Given instruction:
All of the material below is to be returned exactly.

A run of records
___

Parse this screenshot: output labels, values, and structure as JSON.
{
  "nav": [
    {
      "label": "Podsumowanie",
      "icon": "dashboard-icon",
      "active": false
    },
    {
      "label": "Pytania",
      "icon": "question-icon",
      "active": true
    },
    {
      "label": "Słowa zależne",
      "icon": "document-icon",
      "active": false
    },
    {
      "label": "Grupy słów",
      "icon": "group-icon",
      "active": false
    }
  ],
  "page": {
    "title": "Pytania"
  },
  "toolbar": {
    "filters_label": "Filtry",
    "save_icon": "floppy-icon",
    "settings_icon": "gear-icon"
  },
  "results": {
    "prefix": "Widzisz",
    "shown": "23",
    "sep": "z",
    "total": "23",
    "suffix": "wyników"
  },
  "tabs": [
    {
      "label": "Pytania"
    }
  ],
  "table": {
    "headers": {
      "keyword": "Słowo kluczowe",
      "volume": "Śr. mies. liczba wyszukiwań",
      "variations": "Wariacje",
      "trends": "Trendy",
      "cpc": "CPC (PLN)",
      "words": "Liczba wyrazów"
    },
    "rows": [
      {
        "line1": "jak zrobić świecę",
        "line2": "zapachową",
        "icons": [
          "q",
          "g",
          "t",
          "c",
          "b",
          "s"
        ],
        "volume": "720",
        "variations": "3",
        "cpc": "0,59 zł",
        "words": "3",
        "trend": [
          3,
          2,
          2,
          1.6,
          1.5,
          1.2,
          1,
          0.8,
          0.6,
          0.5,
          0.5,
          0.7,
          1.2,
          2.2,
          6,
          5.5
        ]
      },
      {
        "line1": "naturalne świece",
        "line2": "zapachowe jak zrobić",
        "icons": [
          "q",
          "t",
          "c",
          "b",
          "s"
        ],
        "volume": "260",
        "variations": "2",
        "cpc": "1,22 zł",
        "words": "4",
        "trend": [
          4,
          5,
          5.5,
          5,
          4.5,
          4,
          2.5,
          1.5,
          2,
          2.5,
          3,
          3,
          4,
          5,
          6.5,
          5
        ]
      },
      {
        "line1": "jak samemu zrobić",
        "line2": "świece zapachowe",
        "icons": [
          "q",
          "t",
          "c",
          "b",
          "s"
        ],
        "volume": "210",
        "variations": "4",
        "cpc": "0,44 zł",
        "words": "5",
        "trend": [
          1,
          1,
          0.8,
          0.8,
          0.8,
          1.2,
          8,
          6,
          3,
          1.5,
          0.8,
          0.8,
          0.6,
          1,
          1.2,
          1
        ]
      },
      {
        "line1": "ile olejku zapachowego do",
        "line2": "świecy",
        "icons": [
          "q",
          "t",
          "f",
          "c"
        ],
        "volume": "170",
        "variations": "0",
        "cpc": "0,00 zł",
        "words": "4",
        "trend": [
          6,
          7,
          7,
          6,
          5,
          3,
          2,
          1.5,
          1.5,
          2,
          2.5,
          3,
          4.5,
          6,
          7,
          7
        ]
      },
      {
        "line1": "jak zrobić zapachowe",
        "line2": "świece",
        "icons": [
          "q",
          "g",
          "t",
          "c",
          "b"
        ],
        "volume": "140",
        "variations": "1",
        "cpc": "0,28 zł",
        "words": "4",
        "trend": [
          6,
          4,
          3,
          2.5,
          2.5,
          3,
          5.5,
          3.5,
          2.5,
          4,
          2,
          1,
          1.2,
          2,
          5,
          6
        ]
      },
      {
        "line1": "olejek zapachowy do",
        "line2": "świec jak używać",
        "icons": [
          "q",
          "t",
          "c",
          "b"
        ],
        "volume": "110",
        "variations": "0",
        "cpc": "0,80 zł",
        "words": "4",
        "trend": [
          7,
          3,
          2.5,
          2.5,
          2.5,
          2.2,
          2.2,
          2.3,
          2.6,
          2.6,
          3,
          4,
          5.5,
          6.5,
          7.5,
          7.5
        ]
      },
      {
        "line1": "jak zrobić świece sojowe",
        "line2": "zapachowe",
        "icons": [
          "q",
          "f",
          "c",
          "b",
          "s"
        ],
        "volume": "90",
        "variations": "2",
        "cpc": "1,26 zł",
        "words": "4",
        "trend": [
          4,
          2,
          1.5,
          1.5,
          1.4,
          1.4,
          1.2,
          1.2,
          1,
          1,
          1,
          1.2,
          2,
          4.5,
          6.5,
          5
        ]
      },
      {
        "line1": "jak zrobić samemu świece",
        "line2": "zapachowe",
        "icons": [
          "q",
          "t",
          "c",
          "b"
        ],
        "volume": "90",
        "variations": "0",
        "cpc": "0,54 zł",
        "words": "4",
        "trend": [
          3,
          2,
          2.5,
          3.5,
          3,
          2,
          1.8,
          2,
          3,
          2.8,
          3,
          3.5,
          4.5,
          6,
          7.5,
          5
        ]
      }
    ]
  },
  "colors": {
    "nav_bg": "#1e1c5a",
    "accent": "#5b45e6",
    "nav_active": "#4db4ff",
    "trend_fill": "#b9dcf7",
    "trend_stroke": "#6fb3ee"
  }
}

___

Result of the task:
Parse this screenshot: output labels, values, and structure as JSON.
{
  "nav": [
    {
      "label": "Podsumowanie",
      "icon": "dashboard-icon",
      "active": false
    },
    {
      "label": "Pytania",
      "icon": "question-icon",
      "active": true
    },
    {
      "label": "Słowa zależne",
      "icon": "document-icon",
      "active": false
    },
    {
      "label": "Grupy słów",
      "icon": "group-icon",
      "active": false
    }
  ],
  "page": {
    "title": "Pytania"
  },
  "toolbar": {
    "filters_label": "Filtry",
    "save_icon": "floppy-icon",
    "settings_icon": "gear-icon"
  },
  "results": {
    "prefix": "Widzisz",
    "shown": "23",
    "sep": "z",
    "total": "23",
    "suffix": "wyników"
  },
  "tabs": [
    {
      "label": "Pytania"
    }
  ],
  "table": {
    "headers": {
      "keyword": "Słowo kluczowe",
      "volume": "Śr. mies. liczba wyszukiwań",
      "variations": "Wariacje",
      "trends": "Trendy",
      "cpc": "CPC (PLN)",
      "words": "Liczba wyrazów"
    },
    "rows": [
      {
        "line1": "jak zrobić świecę",
        "line2": "zapachową",
        "icons": [
          "q",
          "g",
          "t",
          "c",
          "b",
          "s"
        ],
        "volume": "720",
        "variations": "3",
        "cpc": "0,59 zł",
        "words": "3",
        "trend": [
          3,
          2,
          2,
          1.6,
          1.5,
          1.2,
          1,
          0.8,
          0.6,
          0.5,
          0.5,
          0.7,
          1.2,
          2.2,
          6,
          5.5
        ]
      },
      {
        "line1": "naturalne świece",
        "line2": "zapachowe jak zrobić",
        "icons": [
          "q",
          "t",
          "c",
          "b",
          "s"
        ],
        "volume": "260",
        "variations": "2",
        "cpc": "1,22 zł",
        "words": "4",
        "trend": [
          4,
          5,
          5.5,
          5,
          4.5,
          4,
          2.5,
          1.5,
          2,
          2.5,
          3,
          3,
          4,
          5,
          6.5,
          5
        ]
      },
      {
        "line1": "jak samemu zrobić",
        "line2": "świece zapachowe",
        "icons": [
          "q",
          "t",
          "c",
          "b",
          "s"
        ],
        "volume": "210",
        "variations": "4",
        "cpc": "0,44 zł",
        "words": "5",
        "trend": [
          1,
          1,
          0.8,
          0.8,
          0.8,
          1.2,
          8,
          6,
          3,
          1.5,
          0.8,
          0.8,
          0.6,
          1,
          1.2,
          1
        ]
      },
      {
        "line1": "ile olejku zapachowego do",
        "line2": "świecy",
        "icons": [
          "q",
          "t",
          "f",
          "c"
        ],
        "volume": "170",
        "variations": "0",
        "cpc": "0,00 zł",
        "words": "4",
        "trend": [
          6,
          7,
          7,
          6,
          5,
          3,
          2,
          1.5,
          1.5,
          2,
          2.5,
          3,
          4.5,
          6,
          7,
          7
        ]
      },
      {
        "line1": "jak zrobić zapachowe",
        "line2": "świece",
        "icons": [
          "q",
          "g",
          "t",
          "c",
          "b"
        ],
        "volume": "140",
        "variations": "1",
        "cpc": "0,28 zł",
        "words": "4",
        "trend": [
          6,
          4,
          3,
          2.5,
          2.5,
          3,
          5.5,
          3.5,
          2.5,
          4,
          2,
          1,
          1.2,
          2,
          5,
          6
        ]
      },
      {
        "line1": "olejek zapachowy do",
        "line2": "świec jak używać",
        "icons": [
          "q",
          "t",
          "c",
          "b"
        ],
        "volume": "110",
        "variations": "0",
        "cpc": "0,80 zł",
        "words": "4",
        "trend": [
          7,
          3,
          2.5,
          2.5,
          2.5,
          2.2,
          2.2,
          2.3,
          2.6,
          2.6,
          3,
          4,
          5.5,
          6.5,
          7.5,
          7.5
        ]
      },
      {
        "line1": "jak zrobić świece sojowe",
        "line2": "zapachowe",
        "icons": [
          "q",
          "f",
          "c",
          "b",
          "s"
        ],
        "volume": "90",
        "variations": "2",
        "cpc": "1,26 zł",
        "words": "4",
        "trend": [
          4,
          2,
          1.5,
          1.5,
          1.4,
          1.4,
          1.2,
          1.2,
          1,
          1,
          1,
          1.2,
          2,
          4.5,
          6.5,
          5
        ]
      },
      {
        "line1": "jak zrobić samemu świece",
        "line2": "zapachowe",
        "icons": [
          "q",
          "t",
          "c",
          "b"
        ],
        "volume": "90",
        "variations": "0",
        "cpc": "0,54 zł",
        "words": "4",
        "trend": [
          3,
          2,
          2.5,
          3.5,
          3,
          2,
          1.8,
          2,
          3,
          2.8,
          3,
          3.5,
          4.5,
          6,
          7.5,
          5
        ]
      }
    ]
  },
  "colors": {
    "nav_bg": "#1e1c5a",
    "accent": "#5b45e6",
    "nav_active": "#4db4ff",
    "trend_fill": "#b9dcf7",
    "trend_stroke": "#6fb3ee"
  }
}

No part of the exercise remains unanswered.